*TASK INSTRUCTIONS*: Find every line in the records below that holds the word "text" and copy it.

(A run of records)
________________________

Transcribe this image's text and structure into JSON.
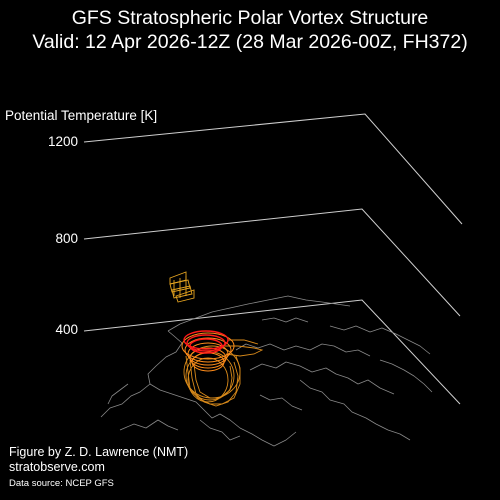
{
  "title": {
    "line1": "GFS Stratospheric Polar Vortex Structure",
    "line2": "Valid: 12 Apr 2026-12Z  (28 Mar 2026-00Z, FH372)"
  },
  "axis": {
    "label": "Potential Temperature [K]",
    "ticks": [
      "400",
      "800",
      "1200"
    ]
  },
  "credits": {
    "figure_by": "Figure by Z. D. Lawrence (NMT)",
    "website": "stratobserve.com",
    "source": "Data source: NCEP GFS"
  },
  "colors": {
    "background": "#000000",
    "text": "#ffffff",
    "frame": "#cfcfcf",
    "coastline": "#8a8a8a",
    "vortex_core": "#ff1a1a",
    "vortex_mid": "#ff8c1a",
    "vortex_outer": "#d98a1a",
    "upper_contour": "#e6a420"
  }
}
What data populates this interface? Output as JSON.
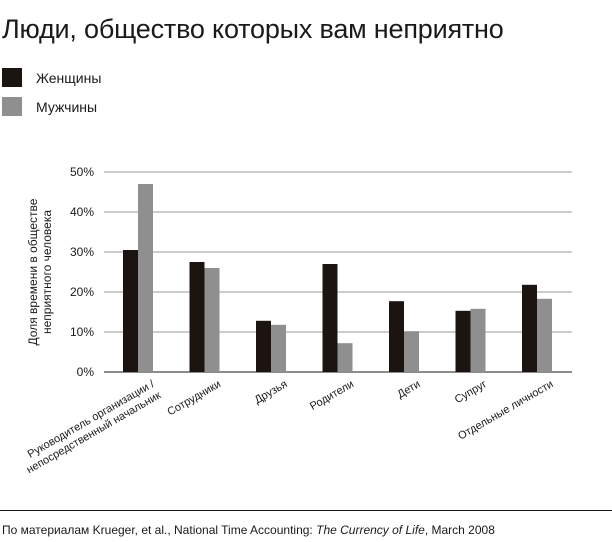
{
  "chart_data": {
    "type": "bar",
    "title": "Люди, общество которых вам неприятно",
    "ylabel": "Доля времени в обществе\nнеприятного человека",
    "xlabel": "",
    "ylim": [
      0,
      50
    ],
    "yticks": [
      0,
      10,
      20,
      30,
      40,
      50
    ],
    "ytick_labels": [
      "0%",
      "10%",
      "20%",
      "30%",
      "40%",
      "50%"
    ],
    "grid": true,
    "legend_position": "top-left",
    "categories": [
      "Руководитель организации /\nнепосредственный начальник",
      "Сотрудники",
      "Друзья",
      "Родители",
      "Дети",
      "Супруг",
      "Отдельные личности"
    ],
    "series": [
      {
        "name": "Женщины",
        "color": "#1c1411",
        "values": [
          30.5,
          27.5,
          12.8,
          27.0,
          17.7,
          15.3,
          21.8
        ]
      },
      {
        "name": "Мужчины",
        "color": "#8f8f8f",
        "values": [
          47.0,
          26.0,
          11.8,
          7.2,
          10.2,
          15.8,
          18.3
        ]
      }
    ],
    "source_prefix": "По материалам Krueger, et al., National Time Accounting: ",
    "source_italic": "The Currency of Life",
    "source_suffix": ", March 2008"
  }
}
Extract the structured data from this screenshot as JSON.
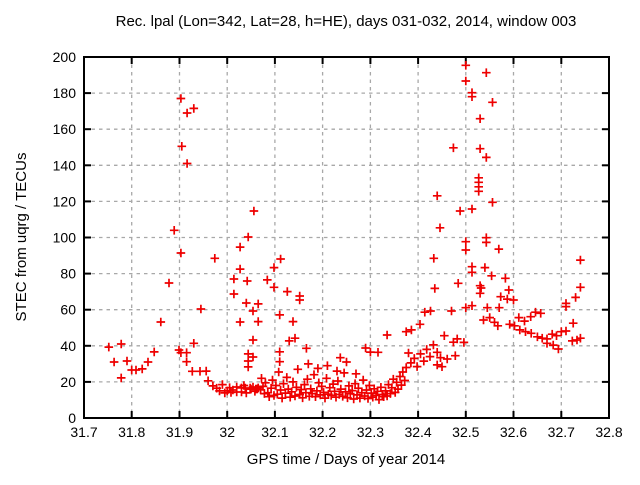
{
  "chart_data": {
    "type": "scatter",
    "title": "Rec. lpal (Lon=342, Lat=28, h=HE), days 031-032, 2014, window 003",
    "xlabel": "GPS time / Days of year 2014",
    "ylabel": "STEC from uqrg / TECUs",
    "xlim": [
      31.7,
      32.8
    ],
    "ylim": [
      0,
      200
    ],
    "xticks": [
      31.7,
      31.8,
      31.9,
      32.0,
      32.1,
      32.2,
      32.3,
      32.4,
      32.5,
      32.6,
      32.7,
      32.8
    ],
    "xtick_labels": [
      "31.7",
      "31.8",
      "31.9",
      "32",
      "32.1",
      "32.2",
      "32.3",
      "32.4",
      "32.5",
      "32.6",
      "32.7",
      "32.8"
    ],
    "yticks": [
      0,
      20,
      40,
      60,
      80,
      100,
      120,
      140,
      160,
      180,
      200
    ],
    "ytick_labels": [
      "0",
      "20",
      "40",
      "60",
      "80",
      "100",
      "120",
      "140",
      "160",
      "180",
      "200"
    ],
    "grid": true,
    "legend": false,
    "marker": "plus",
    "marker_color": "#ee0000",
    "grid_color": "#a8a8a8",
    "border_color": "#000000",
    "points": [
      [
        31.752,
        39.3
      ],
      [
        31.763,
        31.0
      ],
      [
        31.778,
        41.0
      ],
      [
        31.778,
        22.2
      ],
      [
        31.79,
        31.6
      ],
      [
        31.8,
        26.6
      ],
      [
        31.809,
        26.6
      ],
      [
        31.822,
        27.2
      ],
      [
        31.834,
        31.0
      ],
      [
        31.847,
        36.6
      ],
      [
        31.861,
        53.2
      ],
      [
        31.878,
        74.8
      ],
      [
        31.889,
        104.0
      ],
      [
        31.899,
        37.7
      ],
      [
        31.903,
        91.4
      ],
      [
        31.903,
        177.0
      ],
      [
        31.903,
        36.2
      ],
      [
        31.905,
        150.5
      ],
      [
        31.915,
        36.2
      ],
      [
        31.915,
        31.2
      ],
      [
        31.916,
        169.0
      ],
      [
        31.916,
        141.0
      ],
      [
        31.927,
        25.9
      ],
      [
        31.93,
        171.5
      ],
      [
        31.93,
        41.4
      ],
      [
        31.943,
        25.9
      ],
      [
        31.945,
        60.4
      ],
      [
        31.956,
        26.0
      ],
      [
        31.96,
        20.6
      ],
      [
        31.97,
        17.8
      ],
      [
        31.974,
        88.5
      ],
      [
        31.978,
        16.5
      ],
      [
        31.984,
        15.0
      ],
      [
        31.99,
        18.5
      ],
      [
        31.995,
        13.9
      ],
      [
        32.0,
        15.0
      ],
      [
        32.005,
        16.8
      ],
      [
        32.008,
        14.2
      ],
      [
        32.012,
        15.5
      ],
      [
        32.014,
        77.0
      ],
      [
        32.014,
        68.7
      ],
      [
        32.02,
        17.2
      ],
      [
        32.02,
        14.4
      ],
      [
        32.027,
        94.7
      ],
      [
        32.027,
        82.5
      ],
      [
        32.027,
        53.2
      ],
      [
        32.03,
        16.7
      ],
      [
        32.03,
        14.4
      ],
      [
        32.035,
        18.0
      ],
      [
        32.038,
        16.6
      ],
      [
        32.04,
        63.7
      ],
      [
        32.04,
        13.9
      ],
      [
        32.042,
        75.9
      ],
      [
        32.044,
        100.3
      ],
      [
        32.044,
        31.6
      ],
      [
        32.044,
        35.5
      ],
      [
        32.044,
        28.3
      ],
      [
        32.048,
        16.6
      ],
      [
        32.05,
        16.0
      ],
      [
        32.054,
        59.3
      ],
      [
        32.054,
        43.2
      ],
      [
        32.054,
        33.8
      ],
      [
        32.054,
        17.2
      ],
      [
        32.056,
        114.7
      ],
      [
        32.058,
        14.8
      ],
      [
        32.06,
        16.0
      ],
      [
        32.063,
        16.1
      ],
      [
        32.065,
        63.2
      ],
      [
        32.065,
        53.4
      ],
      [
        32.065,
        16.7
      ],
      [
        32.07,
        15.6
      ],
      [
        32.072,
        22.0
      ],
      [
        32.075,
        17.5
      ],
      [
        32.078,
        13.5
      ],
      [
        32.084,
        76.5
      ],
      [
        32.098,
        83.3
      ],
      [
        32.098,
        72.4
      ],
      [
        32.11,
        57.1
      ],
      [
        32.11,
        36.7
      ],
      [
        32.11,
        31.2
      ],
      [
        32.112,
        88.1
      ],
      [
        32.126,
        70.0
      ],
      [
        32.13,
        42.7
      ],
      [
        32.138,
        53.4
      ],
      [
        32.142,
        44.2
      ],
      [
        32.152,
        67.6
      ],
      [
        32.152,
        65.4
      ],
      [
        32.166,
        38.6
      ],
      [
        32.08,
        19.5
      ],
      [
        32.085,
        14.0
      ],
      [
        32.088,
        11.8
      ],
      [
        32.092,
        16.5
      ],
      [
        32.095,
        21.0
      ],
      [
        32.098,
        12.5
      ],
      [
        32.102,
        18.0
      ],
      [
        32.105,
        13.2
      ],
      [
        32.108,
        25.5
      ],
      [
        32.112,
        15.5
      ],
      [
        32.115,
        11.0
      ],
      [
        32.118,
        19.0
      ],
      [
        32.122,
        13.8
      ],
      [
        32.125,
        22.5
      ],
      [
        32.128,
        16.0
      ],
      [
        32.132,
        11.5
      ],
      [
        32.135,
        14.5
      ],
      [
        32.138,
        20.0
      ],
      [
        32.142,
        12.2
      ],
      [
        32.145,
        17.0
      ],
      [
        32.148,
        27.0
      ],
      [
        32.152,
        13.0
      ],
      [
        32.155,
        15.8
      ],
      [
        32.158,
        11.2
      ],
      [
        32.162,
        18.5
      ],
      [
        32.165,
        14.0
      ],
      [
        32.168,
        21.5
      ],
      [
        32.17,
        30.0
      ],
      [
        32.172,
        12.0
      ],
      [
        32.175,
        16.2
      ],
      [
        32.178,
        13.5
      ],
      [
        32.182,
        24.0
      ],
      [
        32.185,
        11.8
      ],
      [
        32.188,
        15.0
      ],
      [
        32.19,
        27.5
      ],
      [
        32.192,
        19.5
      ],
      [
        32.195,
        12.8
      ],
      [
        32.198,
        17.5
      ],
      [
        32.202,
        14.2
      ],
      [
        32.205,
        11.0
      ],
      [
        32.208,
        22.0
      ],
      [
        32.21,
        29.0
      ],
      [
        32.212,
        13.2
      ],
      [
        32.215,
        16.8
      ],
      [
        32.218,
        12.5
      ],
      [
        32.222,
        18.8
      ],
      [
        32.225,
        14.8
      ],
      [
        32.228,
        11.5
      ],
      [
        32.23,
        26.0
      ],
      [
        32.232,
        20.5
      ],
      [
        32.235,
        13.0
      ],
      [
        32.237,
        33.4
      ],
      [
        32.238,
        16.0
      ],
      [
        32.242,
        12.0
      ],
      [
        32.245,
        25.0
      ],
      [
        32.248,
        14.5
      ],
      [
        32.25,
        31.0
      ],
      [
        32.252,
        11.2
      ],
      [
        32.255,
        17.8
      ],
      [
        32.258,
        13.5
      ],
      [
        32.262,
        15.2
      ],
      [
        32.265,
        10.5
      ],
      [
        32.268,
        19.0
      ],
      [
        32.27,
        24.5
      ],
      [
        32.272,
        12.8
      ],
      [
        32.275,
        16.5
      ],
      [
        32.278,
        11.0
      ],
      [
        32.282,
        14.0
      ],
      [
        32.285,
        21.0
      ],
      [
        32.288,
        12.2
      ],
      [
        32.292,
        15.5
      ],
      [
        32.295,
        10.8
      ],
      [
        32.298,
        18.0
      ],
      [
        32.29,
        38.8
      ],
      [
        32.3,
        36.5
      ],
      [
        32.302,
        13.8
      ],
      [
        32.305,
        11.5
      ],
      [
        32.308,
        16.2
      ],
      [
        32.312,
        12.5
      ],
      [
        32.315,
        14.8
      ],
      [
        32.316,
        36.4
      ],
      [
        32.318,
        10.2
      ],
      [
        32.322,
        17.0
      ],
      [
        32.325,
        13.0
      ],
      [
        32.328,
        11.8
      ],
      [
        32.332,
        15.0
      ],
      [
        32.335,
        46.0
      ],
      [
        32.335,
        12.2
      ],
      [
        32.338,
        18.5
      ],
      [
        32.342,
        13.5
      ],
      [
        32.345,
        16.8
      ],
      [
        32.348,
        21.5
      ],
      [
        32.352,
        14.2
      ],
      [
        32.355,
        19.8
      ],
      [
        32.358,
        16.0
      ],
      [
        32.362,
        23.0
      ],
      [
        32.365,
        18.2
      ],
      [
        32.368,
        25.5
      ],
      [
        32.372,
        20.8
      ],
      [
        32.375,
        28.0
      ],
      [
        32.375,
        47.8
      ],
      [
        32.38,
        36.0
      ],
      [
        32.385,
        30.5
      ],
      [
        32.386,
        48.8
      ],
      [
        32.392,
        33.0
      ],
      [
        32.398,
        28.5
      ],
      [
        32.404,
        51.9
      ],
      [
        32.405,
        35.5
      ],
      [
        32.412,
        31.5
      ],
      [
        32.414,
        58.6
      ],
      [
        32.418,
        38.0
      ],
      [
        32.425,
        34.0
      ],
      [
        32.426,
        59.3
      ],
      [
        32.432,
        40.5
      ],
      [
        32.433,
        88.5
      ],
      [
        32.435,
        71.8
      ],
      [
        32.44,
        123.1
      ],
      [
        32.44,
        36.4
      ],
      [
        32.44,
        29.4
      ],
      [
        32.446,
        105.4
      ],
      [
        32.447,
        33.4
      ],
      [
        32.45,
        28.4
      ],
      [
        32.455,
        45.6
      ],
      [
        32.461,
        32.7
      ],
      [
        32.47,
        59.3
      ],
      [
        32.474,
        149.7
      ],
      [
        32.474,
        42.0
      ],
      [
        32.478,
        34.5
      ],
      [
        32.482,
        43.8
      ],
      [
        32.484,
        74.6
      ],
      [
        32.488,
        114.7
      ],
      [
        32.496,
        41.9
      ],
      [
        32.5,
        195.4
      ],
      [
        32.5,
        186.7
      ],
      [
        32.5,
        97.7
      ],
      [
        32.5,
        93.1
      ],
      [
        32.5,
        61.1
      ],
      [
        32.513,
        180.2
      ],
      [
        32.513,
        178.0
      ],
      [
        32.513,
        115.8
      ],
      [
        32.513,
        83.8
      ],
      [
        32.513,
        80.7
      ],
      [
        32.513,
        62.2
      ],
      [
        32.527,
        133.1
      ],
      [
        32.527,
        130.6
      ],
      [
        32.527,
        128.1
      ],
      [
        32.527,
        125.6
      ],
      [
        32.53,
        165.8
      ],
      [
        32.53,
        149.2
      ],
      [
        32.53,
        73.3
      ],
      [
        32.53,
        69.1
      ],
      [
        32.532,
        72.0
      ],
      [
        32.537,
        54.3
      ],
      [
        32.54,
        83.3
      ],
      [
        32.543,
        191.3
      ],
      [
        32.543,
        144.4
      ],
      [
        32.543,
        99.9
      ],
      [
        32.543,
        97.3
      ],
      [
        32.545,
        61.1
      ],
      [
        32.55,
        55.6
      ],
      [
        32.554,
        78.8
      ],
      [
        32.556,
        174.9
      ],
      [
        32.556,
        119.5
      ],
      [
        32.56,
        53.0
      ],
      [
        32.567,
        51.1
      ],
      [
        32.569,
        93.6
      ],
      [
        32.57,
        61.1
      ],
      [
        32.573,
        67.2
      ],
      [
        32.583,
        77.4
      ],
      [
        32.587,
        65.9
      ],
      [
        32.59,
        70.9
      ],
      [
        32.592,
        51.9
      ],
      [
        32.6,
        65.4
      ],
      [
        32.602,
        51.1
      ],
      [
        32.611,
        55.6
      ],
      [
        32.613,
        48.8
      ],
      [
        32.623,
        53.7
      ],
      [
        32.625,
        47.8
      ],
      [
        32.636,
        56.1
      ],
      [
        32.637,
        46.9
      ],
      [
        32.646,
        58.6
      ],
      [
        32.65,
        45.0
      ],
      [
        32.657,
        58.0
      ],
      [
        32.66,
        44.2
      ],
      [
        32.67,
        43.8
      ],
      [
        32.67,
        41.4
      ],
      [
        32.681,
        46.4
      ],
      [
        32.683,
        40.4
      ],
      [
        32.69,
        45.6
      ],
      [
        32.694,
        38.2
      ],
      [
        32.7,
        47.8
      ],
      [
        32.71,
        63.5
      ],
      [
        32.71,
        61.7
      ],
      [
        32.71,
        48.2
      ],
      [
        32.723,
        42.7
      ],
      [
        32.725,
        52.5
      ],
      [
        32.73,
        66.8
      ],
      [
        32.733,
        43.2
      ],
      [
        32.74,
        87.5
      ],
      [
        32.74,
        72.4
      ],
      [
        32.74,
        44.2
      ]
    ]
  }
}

________________________

*SOLVED PROBLEM*:
Transcribe this image's text and structure into JSON.
    "text": "#ffffff",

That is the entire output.